- [TASK OBJECTIVE]: Rewrite the lines below as a numbered list, leaving out any blank lines.
···
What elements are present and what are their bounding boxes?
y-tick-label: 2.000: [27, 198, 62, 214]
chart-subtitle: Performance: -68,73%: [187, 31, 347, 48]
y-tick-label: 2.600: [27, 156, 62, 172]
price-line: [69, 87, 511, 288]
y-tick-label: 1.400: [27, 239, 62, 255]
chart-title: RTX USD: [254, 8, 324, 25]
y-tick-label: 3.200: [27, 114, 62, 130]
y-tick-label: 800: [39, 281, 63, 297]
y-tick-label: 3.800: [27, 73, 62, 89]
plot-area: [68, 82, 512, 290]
···
- [WRITTEN SOLUTION]:
1. What elements are present and what are their bounding boxes?
2. y-tick-label: 2.000: [27, 198, 62, 214]
3. chart-subtitle: Performance: -68,73%: [187, 31, 347, 48]
4. y-tick-label: 2.600: [27, 156, 62, 172]
5. price-line: [69, 87, 511, 288]
6. y-tick-label: 1.400: [27, 239, 62, 255]
7. chart-title: RTX USD: [254, 8, 324, 25]
8. y-tick-label: 3.200: [27, 114, 62, 130]
9. y-tick-label: 800: [39, 281, 63, 297]
10. y-tick-label: 3.800: [27, 73, 62, 89]
11. plot-area: [68, 82, 512, 290]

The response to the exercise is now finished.